Dataset excerpt
--*--
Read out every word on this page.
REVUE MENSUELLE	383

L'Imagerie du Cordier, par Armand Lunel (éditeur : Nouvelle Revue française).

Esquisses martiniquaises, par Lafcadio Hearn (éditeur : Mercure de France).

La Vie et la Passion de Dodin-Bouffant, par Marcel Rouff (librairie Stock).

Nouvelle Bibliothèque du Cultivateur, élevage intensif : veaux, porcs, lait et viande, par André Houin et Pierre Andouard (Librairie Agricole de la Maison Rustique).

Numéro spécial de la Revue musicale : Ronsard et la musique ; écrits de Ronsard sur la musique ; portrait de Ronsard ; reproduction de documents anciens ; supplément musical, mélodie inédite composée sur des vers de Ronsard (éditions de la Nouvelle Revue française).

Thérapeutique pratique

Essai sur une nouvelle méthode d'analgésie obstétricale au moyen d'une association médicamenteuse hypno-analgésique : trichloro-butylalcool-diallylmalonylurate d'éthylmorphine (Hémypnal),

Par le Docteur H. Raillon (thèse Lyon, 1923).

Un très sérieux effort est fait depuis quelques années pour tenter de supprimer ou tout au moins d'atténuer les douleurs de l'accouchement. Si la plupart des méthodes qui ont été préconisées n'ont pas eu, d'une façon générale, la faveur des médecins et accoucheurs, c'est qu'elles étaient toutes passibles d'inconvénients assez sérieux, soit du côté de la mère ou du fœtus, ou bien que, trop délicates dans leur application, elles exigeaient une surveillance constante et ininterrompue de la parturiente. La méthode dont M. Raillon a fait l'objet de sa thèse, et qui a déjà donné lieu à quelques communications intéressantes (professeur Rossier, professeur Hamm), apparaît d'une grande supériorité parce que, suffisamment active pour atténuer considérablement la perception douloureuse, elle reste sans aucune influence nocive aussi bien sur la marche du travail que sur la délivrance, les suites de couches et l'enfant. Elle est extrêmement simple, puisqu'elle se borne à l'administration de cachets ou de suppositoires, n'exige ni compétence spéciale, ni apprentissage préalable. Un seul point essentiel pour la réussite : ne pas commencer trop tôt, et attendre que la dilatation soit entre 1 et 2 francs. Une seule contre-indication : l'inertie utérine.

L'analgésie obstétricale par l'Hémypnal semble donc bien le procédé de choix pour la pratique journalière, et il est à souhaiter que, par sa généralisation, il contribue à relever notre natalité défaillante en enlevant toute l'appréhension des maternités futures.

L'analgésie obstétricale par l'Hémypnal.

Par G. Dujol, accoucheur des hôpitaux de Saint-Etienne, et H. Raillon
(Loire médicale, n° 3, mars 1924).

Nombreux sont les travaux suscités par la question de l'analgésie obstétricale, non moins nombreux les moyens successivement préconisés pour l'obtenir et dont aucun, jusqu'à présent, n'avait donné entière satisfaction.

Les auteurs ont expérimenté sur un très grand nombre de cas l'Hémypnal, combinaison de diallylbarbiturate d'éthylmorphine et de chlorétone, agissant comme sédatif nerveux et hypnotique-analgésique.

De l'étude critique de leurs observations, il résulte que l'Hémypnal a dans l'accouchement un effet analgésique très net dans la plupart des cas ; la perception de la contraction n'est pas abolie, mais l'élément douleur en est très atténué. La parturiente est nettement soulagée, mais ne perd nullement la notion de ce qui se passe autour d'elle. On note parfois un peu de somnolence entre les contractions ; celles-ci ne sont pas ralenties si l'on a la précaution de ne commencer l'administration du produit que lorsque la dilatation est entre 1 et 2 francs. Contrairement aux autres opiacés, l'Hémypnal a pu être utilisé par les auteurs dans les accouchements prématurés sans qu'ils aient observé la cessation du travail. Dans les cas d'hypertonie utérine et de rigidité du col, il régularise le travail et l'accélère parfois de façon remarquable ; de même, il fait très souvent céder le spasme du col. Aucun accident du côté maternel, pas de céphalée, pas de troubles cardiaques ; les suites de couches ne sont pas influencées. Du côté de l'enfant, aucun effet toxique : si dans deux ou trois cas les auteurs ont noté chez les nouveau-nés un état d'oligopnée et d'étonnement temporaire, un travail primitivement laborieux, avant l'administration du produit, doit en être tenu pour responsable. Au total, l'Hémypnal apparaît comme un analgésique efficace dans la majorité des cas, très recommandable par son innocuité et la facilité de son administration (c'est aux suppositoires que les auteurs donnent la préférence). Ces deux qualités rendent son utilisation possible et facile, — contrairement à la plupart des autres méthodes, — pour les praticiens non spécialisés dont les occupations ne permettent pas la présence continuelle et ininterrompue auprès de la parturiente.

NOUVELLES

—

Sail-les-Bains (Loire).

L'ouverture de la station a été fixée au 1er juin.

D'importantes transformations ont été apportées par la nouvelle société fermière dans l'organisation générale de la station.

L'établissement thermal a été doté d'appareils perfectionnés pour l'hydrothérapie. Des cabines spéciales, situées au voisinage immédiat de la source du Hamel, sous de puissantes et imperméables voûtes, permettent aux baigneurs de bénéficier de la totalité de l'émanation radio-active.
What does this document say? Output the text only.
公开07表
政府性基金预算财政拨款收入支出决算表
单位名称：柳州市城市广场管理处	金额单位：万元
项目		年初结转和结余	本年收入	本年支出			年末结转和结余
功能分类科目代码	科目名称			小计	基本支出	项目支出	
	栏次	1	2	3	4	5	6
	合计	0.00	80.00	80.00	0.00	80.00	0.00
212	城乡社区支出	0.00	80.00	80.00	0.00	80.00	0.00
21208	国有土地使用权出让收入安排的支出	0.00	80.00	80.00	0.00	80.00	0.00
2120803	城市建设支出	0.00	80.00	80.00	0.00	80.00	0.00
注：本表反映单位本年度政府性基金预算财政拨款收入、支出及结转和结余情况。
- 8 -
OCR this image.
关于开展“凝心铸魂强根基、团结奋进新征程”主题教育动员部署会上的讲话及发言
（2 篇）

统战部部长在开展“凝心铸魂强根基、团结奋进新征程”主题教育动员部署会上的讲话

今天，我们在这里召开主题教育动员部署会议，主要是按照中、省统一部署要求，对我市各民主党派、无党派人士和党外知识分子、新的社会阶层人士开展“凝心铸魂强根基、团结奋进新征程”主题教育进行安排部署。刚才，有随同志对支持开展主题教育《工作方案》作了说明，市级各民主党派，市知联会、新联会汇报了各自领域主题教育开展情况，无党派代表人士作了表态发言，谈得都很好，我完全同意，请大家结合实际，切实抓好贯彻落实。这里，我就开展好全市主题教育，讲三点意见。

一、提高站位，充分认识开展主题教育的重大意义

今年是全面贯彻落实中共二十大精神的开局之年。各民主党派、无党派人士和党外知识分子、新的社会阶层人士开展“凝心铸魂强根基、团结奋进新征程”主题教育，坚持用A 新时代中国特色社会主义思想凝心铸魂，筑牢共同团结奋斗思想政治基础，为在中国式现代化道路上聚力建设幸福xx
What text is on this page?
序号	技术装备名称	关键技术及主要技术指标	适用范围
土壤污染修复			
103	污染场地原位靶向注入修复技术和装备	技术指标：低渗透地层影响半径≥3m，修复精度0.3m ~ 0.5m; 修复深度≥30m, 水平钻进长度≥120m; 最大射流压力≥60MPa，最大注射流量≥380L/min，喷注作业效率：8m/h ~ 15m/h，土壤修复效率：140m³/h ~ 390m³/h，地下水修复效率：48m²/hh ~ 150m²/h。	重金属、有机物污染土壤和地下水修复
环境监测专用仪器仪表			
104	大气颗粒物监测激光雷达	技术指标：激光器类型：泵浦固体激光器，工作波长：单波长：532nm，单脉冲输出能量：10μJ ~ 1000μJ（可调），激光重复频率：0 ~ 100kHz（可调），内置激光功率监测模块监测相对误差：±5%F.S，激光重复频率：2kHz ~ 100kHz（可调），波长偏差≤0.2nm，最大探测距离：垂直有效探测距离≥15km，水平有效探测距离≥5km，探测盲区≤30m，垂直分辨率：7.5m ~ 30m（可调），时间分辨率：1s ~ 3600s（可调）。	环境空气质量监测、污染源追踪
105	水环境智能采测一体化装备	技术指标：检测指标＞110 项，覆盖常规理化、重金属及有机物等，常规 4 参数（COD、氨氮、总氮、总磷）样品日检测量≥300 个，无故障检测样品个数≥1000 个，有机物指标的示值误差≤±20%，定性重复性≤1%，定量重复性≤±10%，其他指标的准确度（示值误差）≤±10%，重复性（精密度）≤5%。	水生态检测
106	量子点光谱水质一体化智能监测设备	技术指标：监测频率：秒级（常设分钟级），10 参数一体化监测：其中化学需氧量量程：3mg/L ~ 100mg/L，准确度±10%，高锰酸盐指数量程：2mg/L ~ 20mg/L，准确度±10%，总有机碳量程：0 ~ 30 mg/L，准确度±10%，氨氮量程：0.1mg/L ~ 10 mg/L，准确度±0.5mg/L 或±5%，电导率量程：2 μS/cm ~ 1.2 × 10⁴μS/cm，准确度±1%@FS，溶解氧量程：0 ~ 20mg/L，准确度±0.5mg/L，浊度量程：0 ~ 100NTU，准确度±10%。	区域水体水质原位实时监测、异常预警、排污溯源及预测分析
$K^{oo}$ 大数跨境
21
--*--
**PROBLEM DETAILS:** Report all lines of the data above that include the string "text".

**IN RESPONSE:**
What does this document say? Output the text only.
What text is on this page?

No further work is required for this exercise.